▸ WRITTEN EXERCISE
Track down each line that has the word "JSON" and copy it.

Records from a data source
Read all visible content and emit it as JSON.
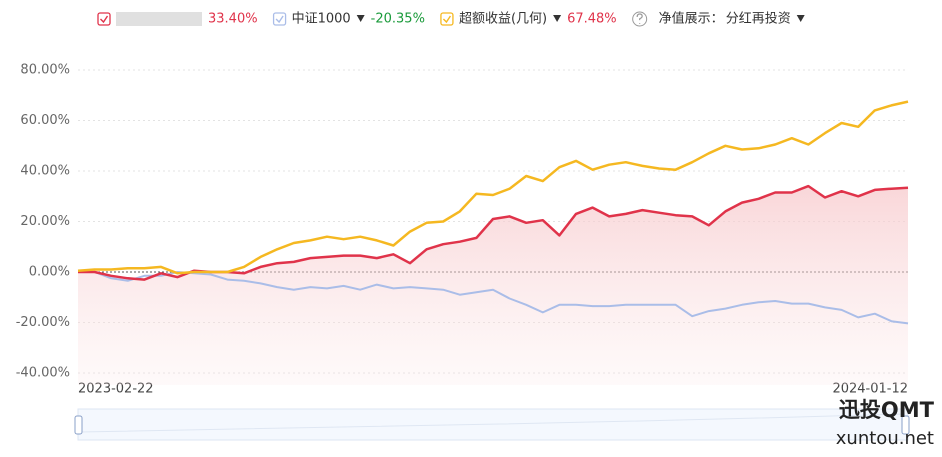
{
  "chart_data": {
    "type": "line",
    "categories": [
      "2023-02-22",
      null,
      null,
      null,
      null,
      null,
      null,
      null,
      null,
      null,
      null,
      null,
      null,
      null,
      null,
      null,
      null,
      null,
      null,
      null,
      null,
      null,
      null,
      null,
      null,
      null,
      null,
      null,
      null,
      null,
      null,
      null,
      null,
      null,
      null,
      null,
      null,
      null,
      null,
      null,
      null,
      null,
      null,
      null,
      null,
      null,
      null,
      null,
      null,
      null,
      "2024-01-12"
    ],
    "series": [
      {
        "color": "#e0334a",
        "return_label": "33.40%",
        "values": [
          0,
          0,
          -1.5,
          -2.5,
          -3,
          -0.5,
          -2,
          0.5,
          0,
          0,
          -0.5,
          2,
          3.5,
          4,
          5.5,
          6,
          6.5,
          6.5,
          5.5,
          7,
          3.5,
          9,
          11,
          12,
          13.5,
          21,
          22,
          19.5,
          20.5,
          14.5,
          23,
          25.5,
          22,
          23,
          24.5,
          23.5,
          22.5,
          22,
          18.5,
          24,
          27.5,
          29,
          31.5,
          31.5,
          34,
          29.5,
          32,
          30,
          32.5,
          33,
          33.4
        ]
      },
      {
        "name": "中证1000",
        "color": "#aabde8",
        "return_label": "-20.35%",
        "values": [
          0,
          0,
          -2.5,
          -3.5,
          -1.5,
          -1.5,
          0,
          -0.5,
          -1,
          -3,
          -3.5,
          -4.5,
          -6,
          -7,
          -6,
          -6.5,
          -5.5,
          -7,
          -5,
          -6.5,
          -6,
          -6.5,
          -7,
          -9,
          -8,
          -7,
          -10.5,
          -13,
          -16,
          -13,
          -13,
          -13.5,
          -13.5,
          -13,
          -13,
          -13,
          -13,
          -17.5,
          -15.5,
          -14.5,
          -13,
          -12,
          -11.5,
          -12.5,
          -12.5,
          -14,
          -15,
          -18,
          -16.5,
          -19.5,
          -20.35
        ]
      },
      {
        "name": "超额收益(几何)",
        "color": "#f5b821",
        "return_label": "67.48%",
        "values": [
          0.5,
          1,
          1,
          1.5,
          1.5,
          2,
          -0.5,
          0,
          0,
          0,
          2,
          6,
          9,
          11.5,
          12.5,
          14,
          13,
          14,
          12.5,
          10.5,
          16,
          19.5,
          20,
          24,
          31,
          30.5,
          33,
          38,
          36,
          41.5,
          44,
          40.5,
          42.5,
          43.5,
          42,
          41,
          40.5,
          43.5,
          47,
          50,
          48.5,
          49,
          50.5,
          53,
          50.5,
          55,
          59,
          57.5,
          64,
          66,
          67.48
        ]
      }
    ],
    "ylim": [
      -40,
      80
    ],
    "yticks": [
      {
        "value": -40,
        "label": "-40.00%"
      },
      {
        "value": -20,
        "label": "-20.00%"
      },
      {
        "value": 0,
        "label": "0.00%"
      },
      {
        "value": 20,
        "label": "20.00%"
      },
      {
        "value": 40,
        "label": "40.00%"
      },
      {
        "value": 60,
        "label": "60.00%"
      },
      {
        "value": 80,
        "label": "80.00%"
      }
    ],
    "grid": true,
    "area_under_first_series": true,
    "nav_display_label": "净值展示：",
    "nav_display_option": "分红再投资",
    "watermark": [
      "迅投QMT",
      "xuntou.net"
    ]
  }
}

==

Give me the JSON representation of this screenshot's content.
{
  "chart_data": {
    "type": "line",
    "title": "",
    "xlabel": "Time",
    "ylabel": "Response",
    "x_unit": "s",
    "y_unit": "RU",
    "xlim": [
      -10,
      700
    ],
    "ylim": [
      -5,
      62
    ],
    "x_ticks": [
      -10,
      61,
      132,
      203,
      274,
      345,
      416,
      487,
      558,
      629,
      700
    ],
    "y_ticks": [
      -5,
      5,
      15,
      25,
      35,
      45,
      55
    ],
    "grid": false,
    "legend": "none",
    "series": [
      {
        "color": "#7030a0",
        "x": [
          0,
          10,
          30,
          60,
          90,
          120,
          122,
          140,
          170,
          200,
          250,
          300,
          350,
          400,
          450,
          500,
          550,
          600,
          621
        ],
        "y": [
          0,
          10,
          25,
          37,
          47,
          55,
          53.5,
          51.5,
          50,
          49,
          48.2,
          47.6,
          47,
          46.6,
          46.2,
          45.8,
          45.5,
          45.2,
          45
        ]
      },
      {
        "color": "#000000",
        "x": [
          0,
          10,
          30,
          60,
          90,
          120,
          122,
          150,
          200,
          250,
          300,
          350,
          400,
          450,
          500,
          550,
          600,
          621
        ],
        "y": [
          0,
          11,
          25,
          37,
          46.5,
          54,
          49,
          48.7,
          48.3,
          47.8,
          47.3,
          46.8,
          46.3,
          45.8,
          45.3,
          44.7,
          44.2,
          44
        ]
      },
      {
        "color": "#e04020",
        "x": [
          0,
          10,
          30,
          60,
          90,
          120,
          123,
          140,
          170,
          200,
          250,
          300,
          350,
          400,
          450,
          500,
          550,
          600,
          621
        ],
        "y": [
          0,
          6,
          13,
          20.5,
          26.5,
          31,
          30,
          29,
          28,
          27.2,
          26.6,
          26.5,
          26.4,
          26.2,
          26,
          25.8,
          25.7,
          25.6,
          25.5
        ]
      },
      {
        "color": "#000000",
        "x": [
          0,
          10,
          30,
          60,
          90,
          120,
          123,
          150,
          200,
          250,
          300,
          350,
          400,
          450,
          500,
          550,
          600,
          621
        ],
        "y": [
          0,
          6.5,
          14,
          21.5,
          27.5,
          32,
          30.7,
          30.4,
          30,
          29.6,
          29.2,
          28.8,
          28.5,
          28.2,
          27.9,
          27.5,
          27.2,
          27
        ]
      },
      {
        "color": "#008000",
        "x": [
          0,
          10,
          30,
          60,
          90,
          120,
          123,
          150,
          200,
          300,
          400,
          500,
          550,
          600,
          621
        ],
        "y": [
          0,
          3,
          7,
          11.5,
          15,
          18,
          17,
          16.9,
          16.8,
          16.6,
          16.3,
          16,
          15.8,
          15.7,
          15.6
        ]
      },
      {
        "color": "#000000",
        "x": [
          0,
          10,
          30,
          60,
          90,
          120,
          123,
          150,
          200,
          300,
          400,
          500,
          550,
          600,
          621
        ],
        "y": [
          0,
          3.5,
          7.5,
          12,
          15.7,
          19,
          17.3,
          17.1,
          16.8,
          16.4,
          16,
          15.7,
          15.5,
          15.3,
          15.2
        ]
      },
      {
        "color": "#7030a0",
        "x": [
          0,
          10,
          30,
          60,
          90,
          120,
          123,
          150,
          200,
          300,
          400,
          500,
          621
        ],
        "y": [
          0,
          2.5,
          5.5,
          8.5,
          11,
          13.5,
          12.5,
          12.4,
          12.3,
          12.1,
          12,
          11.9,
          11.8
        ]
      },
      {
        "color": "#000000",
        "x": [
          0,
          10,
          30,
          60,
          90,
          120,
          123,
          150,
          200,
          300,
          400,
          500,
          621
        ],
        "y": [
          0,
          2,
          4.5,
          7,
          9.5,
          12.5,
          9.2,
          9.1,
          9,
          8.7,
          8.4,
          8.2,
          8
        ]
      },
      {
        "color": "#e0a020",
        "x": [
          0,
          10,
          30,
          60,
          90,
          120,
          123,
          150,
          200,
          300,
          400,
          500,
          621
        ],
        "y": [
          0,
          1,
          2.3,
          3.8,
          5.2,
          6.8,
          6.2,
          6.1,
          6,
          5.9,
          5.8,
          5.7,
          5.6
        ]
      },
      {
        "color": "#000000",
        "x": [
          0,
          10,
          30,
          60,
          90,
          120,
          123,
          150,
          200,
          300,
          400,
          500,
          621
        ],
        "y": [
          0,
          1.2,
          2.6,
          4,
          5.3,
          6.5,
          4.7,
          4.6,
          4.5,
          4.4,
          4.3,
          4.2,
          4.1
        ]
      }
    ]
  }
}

▸ SOLUTION FOR THIS TASK
Read all visible content and emit it as JSON.
Give me the JSON representation of this screenshot's content.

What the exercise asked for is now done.